● Set task:
Please pull out every line that includes the string "информации".
• • •
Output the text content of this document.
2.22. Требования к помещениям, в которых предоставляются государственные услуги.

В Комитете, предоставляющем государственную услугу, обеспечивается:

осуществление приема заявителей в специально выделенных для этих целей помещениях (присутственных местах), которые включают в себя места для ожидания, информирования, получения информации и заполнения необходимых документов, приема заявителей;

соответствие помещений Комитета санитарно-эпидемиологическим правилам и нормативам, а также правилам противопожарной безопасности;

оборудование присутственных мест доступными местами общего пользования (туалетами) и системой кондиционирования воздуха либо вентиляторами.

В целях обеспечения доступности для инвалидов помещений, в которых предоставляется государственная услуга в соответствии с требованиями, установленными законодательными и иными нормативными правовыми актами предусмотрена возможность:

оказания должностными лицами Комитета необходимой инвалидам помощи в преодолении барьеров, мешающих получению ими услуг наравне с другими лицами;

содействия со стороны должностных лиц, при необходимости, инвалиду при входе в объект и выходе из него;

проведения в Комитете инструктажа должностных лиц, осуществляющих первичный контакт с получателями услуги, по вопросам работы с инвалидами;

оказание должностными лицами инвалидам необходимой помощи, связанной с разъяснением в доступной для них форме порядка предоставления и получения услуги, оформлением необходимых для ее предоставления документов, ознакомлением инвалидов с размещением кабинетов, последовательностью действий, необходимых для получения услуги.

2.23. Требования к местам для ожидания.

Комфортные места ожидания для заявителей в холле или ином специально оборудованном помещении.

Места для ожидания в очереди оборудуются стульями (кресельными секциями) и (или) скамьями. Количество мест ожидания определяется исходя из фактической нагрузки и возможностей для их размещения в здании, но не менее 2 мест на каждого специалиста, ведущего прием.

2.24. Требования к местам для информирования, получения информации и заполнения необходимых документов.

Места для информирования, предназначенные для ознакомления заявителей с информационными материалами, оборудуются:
• • •
● Reply:
осуществление приема заявителей в специально выделенных для этих целей помещениях (присутственных местах), которые включают в себя места для ожидания, информирования, получения информации и заполнения необходимых документов, приема заявителей;
2.24. Требования к местам для информирования, получения информации и заполнения необходимых документов.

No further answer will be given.